[EXERCISE]
Copy each line of the listing below exactly.
── DATA SUPPLIED
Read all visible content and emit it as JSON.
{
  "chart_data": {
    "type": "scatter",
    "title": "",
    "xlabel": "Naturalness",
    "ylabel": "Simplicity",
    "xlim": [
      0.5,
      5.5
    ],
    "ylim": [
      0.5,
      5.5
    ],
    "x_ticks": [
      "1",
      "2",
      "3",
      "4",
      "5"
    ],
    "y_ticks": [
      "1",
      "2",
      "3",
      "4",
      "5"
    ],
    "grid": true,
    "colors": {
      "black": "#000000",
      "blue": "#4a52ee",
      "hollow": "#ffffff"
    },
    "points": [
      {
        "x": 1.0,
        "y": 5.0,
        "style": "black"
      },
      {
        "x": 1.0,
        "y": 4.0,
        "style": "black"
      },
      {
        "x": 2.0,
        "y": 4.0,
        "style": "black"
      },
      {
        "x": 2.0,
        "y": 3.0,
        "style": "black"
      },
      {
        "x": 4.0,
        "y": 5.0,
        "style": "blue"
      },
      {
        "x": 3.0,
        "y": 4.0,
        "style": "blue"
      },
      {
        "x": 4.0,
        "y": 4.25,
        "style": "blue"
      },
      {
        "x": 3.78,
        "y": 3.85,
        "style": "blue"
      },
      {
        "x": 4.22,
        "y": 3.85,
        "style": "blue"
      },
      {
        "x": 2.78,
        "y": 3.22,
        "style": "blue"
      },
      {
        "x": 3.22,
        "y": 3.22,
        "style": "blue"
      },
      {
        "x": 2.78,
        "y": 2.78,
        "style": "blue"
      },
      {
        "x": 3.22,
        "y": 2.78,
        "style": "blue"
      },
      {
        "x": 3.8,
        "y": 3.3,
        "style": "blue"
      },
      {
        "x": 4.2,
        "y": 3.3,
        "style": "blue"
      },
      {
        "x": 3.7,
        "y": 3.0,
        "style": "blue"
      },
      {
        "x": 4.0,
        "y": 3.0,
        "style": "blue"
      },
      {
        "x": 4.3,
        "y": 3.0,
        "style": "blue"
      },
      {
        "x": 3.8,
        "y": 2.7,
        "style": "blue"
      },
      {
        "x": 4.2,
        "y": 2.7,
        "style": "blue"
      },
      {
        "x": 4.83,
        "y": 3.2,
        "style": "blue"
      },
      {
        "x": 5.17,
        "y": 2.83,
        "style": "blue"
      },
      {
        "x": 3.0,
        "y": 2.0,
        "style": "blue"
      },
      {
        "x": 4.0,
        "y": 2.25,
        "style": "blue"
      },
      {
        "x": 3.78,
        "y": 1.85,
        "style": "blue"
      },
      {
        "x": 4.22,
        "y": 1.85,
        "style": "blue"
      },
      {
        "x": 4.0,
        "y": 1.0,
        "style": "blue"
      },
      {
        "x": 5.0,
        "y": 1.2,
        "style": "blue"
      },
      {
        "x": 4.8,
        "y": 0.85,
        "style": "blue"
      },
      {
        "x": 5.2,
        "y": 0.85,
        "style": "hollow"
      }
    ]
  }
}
────
[RESULT FOR THIS TASK]
Read all visible content and emit it as JSON.
{
  "chart_data": {
    "type": "scatter",
    "title": "",
    "xlabel": "Naturalness",
    "ylabel": "Simplicity",
    "xlim": [
      0.5,
      5.5
    ],
    "ylim": [
      0.5,
      5.5
    ],
    "x_ticks": [
      "1",
      "2",
      "3",
      "4",
      "5"
    ],
    "y_ticks": [
      "1",
      "2",
      "3",
      "4",
      "5"
    ],
    "grid": true,
    "colors": {
      "black": "#000000",
      "blue": "#4a52ee",
      "hollow": "#ffffff"
    },
    "points": [
      {
        "x": 1.0,
        "y": 5.0,
        "style": "black"
      },
      {
        "x": 1.0,
        "y": 4.0,
        "style": "black"
      },
      {
        "x": 2.0,
        "y": 4.0,
        "style": "black"
      },
      {
        "x": 2.0,
        "y": 3.0,
        "style": "black"
      },
      {
        "x": 4.0,
        "y": 5.0,
        "style": "blue"
      },
      {
        "x": 3.0,
        "y": 4.0,
        "style": "blue"
      },
      {
        "x": 4.0,
        "y": 4.25,
        "style": "blue"
      },
      {
        "x": 3.78,
        "y": 3.85,
        "style": "blue"
      },
      {
        "x": 4.22,
        "y": 3.85,
        "style": "blue"
      },
      {
        "x": 2.78,
        "y": 3.22,
        "style": "blue"
      },
      {
        "x": 3.22,
        "y": 3.22,
        "style": "blue"
      },
      {
        "x": 2.78,
        "y": 2.78,
        "style": "blue"
      },
      {
        "x": 3.22,
        "y": 2.78,
        "style": "blue"
      },
      {
        "x": 3.8,
        "y": 3.3,
        "style": "blue"
      },
      {
        "x": 4.2,
        "y": 3.3,
        "style": "blue"
      },
      {
        "x": 3.7,
        "y": 3.0,
        "style": "blue"
      },
      {
        "x": 4.0,
        "y": 3.0,
        "style": "blue"
      },
      {
        "x": 4.3,
        "y": 3.0,
        "style": "blue"
      },
      {
        "x": 3.8,
        "y": 2.7,
        "style": "blue"
      },
      {
        "x": 4.2,
        "y": 2.7,
        "style": "blue"
      },
      {
        "x": 4.83,
        "y": 3.2,
        "style": "blue"
      },
      {
        "x": 5.17,
        "y": 2.83,
        "style": "blue"
      },
      {
        "x": 3.0,
        "y": 2.0,
        "style": "blue"
      },
      {
        "x": 4.0,
        "y": 2.25,
        "style": "blue"
      },
      {
        "x": 3.78,
        "y": 1.85,
        "style": "blue"
      },
      {
        "x": 4.22,
        "y": 1.85,
        "style": "blue"
      },
      {
        "x": 4.0,
        "y": 1.0,
        "style": "blue"
      },
      {
        "x": 5.0,
        "y": 1.2,
        "style": "blue"
      },
      {
        "x": 4.8,
        "y": 0.85,
        "style": "blue"
      },
      {
        "x": 5.2,
        "y": 0.85,
        "style": "hollow"
      }
    ]
  }
}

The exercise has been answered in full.